--- GIVEN REQUEST ---
Pull out every line below holding the word "true".

--- GIVEN RECORDS ---
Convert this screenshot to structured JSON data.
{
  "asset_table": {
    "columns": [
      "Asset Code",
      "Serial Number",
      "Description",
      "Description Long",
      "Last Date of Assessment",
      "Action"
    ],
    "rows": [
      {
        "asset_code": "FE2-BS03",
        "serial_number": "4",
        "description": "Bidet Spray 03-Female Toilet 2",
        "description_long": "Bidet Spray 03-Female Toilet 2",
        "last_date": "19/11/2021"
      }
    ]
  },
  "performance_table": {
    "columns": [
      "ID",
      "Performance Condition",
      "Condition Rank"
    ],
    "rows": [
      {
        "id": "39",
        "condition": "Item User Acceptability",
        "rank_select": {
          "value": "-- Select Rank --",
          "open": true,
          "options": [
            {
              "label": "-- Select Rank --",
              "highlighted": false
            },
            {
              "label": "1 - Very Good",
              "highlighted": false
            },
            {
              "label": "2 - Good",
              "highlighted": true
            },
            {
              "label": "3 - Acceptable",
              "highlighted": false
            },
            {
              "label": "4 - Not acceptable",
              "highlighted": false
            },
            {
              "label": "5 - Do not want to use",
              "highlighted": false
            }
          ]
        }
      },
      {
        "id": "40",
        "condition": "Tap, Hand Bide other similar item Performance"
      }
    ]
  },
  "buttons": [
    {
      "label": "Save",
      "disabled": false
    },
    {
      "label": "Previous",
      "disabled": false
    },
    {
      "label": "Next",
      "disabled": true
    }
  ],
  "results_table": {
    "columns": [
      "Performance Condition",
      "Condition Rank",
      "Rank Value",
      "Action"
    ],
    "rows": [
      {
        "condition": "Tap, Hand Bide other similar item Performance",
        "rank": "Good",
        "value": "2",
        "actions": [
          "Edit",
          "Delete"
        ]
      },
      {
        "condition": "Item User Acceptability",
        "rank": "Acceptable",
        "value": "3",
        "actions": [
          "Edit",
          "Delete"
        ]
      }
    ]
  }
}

--- ANSWER FOR THIS EXERCISE ---
          "open": true,
              "highlighted": true
      "disabled": true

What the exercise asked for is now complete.